DIRECTIONS ->
Only the pictures are to be left out; set down the rest of the records exactly.

Collected data ->
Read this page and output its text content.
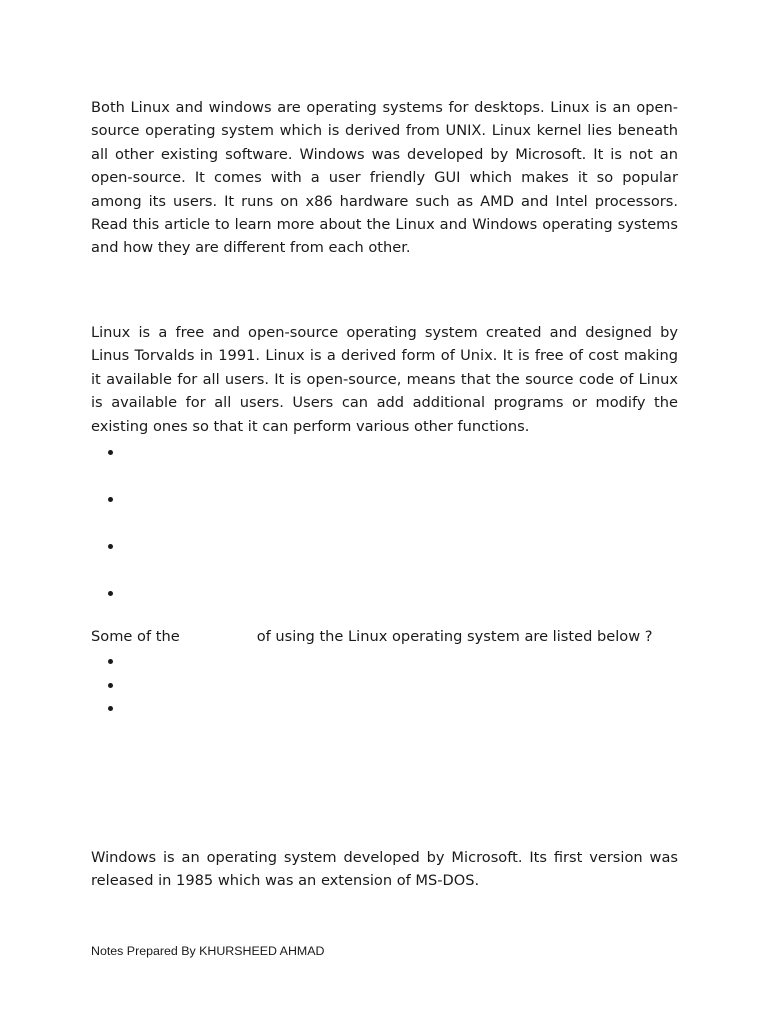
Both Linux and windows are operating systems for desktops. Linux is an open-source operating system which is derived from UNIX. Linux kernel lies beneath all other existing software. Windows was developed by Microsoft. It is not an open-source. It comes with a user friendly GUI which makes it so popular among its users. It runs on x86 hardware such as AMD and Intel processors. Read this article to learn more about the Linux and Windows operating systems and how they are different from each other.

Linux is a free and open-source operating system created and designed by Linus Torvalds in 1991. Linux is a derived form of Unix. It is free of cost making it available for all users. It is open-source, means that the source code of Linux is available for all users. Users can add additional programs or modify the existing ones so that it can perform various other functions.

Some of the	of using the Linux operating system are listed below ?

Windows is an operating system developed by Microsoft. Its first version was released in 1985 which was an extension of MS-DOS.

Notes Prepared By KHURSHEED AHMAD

EXERCISE SOLUTION ->
Read this page and output its text content.
Both Linux and windows are operating systems for desktops. Linux is an open-source operating system which is derived from UNIX. Linux kernel lies beneath all other existing software. Windows was developed by Microsoft. It is not an open-source. It comes with a user friendly GUI which makes it so popular among its users. It runs on x86 hardware such as AMD and Intel processors. Read this article to learn more about the Linux and Windows operating systems and how they are different from each other.

Linux is a free and open-source operating system created and designed by Linus Torvalds in 1991. Linux is a derived form of Unix. It is free of cost making it available for all users. It is open-source, means that the source code of Linux is available for all users. Users can add additional programs or modify the existing ones so that it can perform various other functions.

Some of the	of using the Linux operating system are listed below ?

Windows is an operating system developed by Microsoft. Its first version was released in 1985 which was an extension of MS-DOS.

Notes Prepared By KHURSHEED AHMAD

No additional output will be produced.